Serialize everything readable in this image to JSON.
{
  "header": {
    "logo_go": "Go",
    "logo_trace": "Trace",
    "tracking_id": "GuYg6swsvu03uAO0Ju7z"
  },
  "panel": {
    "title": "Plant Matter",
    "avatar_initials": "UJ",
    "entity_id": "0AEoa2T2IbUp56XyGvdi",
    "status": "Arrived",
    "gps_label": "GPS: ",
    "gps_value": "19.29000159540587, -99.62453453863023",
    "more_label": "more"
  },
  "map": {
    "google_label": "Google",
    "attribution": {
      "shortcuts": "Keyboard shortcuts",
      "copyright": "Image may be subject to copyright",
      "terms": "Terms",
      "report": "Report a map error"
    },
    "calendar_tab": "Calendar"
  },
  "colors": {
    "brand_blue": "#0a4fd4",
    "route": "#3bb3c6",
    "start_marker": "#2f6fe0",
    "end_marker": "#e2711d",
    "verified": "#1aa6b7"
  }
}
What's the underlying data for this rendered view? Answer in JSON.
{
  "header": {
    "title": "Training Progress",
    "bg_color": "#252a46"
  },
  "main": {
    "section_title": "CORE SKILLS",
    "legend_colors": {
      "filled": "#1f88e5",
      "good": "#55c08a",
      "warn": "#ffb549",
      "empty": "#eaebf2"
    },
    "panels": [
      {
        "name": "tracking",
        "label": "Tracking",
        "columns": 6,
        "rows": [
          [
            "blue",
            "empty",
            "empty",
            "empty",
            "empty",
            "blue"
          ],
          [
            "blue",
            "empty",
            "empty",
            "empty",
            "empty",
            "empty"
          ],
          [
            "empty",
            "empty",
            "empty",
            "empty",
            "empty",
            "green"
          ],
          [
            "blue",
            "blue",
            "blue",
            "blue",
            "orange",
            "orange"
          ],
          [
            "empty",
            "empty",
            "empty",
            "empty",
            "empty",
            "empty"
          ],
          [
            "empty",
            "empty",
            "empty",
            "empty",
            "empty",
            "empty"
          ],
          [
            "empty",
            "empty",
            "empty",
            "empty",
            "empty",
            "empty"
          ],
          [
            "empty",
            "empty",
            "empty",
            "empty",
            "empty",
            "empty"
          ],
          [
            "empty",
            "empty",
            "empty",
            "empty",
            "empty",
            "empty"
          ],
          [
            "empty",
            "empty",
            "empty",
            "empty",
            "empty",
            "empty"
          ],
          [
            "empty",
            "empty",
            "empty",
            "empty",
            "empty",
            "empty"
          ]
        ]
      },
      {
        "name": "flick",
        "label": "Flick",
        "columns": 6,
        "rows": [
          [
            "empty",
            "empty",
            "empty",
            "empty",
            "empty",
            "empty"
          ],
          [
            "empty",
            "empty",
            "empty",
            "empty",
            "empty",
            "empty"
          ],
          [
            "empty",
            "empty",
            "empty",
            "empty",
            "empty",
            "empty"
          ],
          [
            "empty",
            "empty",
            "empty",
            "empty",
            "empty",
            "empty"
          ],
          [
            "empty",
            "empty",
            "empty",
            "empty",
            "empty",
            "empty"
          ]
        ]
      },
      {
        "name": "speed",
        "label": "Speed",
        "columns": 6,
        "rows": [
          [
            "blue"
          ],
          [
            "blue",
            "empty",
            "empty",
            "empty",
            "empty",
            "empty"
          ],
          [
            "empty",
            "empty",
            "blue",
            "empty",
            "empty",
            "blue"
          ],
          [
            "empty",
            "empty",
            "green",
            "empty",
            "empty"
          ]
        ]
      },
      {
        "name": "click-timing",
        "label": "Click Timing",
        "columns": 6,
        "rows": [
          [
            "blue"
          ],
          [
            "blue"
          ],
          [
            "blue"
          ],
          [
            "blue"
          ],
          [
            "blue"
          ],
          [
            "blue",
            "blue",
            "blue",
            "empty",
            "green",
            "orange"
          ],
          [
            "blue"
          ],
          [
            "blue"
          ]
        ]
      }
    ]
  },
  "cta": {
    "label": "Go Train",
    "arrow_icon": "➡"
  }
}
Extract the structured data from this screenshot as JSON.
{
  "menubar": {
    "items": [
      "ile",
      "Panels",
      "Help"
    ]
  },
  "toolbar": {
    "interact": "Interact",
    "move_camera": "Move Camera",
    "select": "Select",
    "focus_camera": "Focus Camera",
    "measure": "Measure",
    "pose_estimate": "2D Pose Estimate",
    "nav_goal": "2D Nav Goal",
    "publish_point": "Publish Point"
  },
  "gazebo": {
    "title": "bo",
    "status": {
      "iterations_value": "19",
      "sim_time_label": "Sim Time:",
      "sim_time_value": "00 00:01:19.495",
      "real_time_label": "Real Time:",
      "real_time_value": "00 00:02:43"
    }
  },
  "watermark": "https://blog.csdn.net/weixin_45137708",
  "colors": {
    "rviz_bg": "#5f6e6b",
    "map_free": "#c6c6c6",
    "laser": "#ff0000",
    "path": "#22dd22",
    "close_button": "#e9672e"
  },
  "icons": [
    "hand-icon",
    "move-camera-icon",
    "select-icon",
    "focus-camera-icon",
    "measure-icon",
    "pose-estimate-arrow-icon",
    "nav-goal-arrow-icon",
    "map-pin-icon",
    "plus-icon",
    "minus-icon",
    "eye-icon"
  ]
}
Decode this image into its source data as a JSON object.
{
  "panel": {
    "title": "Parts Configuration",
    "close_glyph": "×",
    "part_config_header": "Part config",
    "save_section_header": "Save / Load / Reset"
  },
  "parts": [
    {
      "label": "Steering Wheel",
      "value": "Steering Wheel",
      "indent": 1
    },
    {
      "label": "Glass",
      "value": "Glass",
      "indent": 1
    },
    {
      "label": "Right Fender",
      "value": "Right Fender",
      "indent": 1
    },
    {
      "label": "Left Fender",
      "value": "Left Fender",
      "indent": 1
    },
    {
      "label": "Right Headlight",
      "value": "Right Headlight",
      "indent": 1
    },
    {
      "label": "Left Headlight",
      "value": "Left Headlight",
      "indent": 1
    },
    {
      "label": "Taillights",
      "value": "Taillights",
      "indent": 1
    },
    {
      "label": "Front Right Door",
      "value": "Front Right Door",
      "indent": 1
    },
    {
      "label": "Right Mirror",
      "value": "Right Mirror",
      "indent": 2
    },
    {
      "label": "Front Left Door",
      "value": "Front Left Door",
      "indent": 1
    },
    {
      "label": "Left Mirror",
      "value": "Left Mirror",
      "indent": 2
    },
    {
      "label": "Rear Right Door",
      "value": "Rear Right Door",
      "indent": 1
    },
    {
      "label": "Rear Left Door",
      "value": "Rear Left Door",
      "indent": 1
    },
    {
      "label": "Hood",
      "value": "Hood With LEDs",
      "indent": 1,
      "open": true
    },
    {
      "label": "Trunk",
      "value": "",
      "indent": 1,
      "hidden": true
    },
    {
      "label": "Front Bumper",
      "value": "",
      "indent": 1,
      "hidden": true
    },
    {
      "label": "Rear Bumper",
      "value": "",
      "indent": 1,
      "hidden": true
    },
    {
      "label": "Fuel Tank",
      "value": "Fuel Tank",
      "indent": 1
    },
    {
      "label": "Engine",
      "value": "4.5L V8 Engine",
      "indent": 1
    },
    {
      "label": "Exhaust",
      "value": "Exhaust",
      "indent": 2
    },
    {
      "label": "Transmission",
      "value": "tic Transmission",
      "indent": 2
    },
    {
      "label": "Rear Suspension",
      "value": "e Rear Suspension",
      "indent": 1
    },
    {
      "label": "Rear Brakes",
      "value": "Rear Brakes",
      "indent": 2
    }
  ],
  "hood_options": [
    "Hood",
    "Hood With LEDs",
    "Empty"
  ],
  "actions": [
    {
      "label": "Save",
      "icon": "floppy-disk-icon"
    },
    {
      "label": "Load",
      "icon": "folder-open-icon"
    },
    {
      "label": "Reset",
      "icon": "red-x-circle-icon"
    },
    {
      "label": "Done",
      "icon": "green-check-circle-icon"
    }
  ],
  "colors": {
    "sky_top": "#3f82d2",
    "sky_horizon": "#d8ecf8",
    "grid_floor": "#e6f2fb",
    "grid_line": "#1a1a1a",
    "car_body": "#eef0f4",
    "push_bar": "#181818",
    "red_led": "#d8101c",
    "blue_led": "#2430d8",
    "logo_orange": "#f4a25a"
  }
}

::::

**EXERCISE REQUIREMENTS**
Pull every line containing the word "Door" out of the material and copy it.

**ANSWER TO THIS PROBLEM**
      "label": "Front Right Door",
      "value": "Front Right Door",
      "label": "Front Left Door",
      "value": "Front Left Door",
      "label": "Rear Right Door",
      "value": "Rear Right Door",
      "label": "Rear Left Door",
      "value": "Rear Left Door",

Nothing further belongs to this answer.